▶ _Task to complete_: Repeat the material exactly, leaving nothing out.
** Start Supplied data **
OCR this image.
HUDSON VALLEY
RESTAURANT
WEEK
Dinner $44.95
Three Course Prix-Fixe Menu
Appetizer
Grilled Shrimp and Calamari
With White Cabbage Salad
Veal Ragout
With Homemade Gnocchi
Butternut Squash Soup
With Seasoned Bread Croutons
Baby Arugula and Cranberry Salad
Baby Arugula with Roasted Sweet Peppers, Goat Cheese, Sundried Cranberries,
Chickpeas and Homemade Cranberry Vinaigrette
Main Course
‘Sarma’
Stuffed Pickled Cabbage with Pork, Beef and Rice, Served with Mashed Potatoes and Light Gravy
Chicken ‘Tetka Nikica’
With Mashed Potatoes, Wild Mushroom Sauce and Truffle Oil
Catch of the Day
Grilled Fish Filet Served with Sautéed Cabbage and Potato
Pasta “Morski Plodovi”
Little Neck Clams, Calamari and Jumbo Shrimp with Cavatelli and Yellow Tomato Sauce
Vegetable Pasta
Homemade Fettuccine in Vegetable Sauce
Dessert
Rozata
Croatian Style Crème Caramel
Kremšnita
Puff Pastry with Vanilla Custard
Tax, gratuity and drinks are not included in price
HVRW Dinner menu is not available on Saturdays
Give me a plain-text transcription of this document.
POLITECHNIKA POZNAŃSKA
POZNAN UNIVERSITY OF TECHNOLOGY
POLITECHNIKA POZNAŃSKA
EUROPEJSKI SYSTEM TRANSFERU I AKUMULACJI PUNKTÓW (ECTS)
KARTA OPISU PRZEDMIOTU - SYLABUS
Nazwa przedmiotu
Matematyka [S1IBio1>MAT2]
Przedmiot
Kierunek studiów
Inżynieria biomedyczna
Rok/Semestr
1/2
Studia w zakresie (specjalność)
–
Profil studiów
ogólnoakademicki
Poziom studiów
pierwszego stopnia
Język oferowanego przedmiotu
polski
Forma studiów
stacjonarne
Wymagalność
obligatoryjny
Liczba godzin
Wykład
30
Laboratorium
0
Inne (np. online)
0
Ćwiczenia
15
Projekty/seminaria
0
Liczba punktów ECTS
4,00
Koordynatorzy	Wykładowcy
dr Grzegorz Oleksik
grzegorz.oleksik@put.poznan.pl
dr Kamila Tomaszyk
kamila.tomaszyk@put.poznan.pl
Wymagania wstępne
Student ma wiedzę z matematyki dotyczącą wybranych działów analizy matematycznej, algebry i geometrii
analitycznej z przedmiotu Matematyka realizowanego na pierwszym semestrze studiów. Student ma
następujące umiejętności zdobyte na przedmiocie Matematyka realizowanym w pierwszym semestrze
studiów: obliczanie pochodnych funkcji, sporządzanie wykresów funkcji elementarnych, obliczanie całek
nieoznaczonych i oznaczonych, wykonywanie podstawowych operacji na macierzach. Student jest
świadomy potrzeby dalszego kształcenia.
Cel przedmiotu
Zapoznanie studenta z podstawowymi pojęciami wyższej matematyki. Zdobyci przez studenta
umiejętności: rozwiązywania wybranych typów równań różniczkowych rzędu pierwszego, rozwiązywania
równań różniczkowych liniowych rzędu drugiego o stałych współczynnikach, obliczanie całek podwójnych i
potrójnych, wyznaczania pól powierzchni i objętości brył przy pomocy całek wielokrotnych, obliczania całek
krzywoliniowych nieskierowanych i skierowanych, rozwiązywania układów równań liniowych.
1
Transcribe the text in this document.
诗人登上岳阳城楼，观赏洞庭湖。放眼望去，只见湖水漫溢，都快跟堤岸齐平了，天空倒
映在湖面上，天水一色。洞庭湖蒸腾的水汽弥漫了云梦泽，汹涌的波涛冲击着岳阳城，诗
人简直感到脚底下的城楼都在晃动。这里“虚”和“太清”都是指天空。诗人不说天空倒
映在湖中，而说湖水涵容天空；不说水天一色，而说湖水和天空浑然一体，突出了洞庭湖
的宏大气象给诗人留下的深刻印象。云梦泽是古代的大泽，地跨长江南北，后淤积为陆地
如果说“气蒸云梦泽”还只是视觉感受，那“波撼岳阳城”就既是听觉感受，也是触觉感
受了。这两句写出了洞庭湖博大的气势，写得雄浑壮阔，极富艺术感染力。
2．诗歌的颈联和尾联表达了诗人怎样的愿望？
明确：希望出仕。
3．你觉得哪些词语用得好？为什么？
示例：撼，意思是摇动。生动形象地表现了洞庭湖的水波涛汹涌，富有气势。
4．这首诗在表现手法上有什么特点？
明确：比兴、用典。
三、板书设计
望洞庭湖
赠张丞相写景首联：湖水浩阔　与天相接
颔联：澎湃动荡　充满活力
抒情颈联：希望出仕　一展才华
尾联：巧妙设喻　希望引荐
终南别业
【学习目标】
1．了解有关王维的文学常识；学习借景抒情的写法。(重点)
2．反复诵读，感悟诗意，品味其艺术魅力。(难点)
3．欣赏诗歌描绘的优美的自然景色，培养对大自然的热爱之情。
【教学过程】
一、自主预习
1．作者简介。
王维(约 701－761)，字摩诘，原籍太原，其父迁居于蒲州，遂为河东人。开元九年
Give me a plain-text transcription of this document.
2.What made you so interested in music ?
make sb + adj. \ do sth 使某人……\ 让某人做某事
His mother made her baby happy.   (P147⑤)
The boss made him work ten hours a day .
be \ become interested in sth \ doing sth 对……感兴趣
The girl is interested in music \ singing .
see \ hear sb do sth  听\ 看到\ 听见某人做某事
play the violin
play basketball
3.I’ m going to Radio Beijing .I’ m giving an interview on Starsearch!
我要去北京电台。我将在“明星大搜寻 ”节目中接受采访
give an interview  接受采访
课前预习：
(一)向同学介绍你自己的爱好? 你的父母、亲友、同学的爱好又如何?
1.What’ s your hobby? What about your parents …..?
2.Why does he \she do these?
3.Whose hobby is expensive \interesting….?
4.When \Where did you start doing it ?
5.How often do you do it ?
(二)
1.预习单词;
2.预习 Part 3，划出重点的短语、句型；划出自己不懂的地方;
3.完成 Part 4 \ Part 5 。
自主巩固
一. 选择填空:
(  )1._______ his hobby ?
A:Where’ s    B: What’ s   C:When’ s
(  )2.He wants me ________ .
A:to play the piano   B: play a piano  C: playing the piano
** End Supplied data **
▶ _Written answer_:
OCR this image.
HUDSON VALLEY
RESTAURANT
WEEK
Dinner $44.95
Three Course Prix-Fixe Menu
Appetizer
Grilled Shrimp and Calamari
With White Cabbage Salad
Veal Ragout
With Homemade Gnocchi
Butternut Squash Soup
With Seasoned Bread Croutons
Baby Arugula and Cranberry Salad
Baby Arugula with Roasted Sweet Peppers, Goat Cheese, Sundried Cranberries,
Chickpeas and Homemade Cranberry Vinaigrette
Main Course
‘Sarma’
Stuffed Pickled Cabbage with Pork, Beef and Rice, Served with Mashed Potatoes and Light Gravy
Chicken ‘Tetka Nikica’
With Mashed Potatoes, Wild Mushroom Sauce and Truffle Oil
Catch of the Day
Grilled Fish Filet Served with Sautéed Cabbage and Potato
Pasta “Morski Plodovi”
Little Neck Clams, Calamari and Jumbo Shrimp with Cavatelli and Yellow Tomato Sauce
Vegetable Pasta
Homemade Fettuccine in Vegetable Sauce
Dessert
Rozata
Croatian Style Crème Caramel
Kremšnita
Puff Pastry with Vanilla Custard
Tax, gratuity and drinks are not included in price
HVRW Dinner menu is not available on Saturdays
Give me a plain-text transcription of this document.
POLITECHNIKA POZNAŃSKA
POZNAN UNIVERSITY OF TECHNOLOGY
POLITECHNIKA POZNAŃSKA
EUROPEJSKI SYSTEM TRANSFERU I AKUMULACJI PUNKTÓW (ECTS)
KARTA OPISU PRZEDMIOTU - SYLABUS
Nazwa przedmiotu
Matematyka [S1IBio1>MAT2]
Przedmiot
Kierunek studiów
Inżynieria biomedyczna
Rok/Semestr
1/2
Studia w zakresie (specjalność)
–
Profil studiów
ogólnoakademicki
Poziom studiów
pierwszego stopnia
Język oferowanego przedmiotu
polski
Forma studiów
stacjonarne
Wymagalność
obligatoryjny
Liczba godzin
Wykład
30
Laboratorium
0
Inne (np. online)
0
Ćwiczenia
15
Projekty/seminaria
0
Liczba punktów ECTS
4,00
Koordynatorzy	Wykładowcy
dr Grzegorz Oleksik
grzegorz.oleksik@put.poznan.pl
dr Kamila Tomaszyk
kamila.tomaszyk@put.poznan.pl
Wymagania wstępne
Student ma wiedzę z matematyki dotyczącą wybranych działów analizy matematycznej, algebry i geometrii
analitycznej z przedmiotu Matematyka realizowanego na pierwszym semestrze studiów. Student ma
następujące umiejętności zdobyte na przedmiocie Matematyka realizowanym w pierwszym semestrze
studiów: obliczanie pochodnych funkcji, sporządzanie wykresów funkcji elementarnych, obliczanie całek
nieoznaczonych i oznaczonych, wykonywanie podstawowych operacji na macierzach. Student jest
świadomy potrzeby dalszego kształcenia.
Cel przedmiotu
Zapoznanie studenta z podstawowymi pojęciami wyższej matematyki. Zdobyci przez studenta
umiejętności: rozwiązywania wybranych typów równań różniczkowych rzędu pierwszego, rozwiązywania
równań różniczkowych liniowych rzędu drugiego o stałych współczynnikach, obliczanie całek podwójnych i
potrójnych, wyznaczania pól powierzchni i objętości brył przy pomocy całek wielokrotnych, obliczania całek
krzywoliniowych nieskierowanych i skierowanych, rozwiązywania układów równań liniowych.
1
Transcribe the text in this document.
诗人登上岳阳城楼，观赏洞庭湖。放眼望去，只见湖水漫溢，都快跟堤岸齐平了，天空倒
映在湖面上，天水一色。洞庭湖蒸腾的水汽弥漫了云梦泽，汹涌的波涛冲击着岳阳城，诗
人简直感到脚底下的城楼都在晃动。这里“虚”和“太清”都是指天空。诗人不说天空倒
映在湖中，而说湖水涵容天空；不说水天一色，而说湖水和天空浑然一体，突出了洞庭湖
的宏大气象给诗人留下的深刻印象。云梦泽是古代的大泽，地跨长江南北，后淤积为陆地
如果说“气蒸云梦泽”还只是视觉感受，那“波撼岳阳城”就既是听觉感受，也是触觉感
受了。这两句写出了洞庭湖博大的气势，写得雄浑壮阔，极富艺术感染力。
2．诗歌的颈联和尾联表达了诗人怎样的愿望？
明确：希望出仕。
3．你觉得哪些词语用得好？为什么？
示例：撼，意思是摇动。生动形象地表现了洞庭湖的水波涛汹涌，富有气势。
4．这首诗在表现手法上有什么特点？
明确：比兴、用典。
三、板书设计
望洞庭湖
赠张丞相写景首联：湖水浩阔　与天相接
颔联：澎湃动荡　充满活力
抒情颈联：希望出仕　一展才华
尾联：巧妙设喻　希望引荐
终南别业
【学习目标】
1．了解有关王维的文学常识；学习借景抒情的写法。(重点)
2．反复诵读，感悟诗意，品味其艺术魅力。(难点)
3．欣赏诗歌描绘的优美的自然景色，培养对大自然的热爱之情。
【教学过程】
一、自主预习
1．作者简介。
王维(约 701－761)，字摩诘，原籍太原，其父迁居于蒲州，遂为河东人。开元九年
Give me a plain-text transcription of this document.
2.What made you so interested in music ?
make sb + adj. \ do sth 使某人……\ 让某人做某事
His mother made her baby happy.   (P147⑤)
The boss made him work ten hours a day .
be \ become interested in sth \ doing sth 对……感兴趣
The girl is interested in music \ singing .
see \ hear sb do sth  听\ 看到\ 听见某人做某事
play the violin
play basketball
3.I’ m going to Radio Beijing .I’ m giving an interview on Starsearch!
我要去北京电台。我将在“明星大搜寻 ”节目中接受采访
give an interview  接受采访
课前预习：
(一)向同学介绍你自己的爱好? 你的父母、亲友、同学的爱好又如何?
1.What’ s your hobby? What about your parents …..?
2.Why does he \she do these?
3.Whose hobby is expensive \interesting….?
4.When \Where did you start doing it ?
5.How often do you do it ?
(二)
1.预习单词;
2.预习 Part 3，划出重点的短语、句型；划出自己不懂的地方;
3.完成 Part 4 \ Part 5 。
自主巩固
一. 选择填空:
(  )1._______ his hobby ?
A:Where’ s    B: What’ s   C:When’ s
(  )2.He wants me ________ .
A:to play the piano   B: play a piano  C: playing the piano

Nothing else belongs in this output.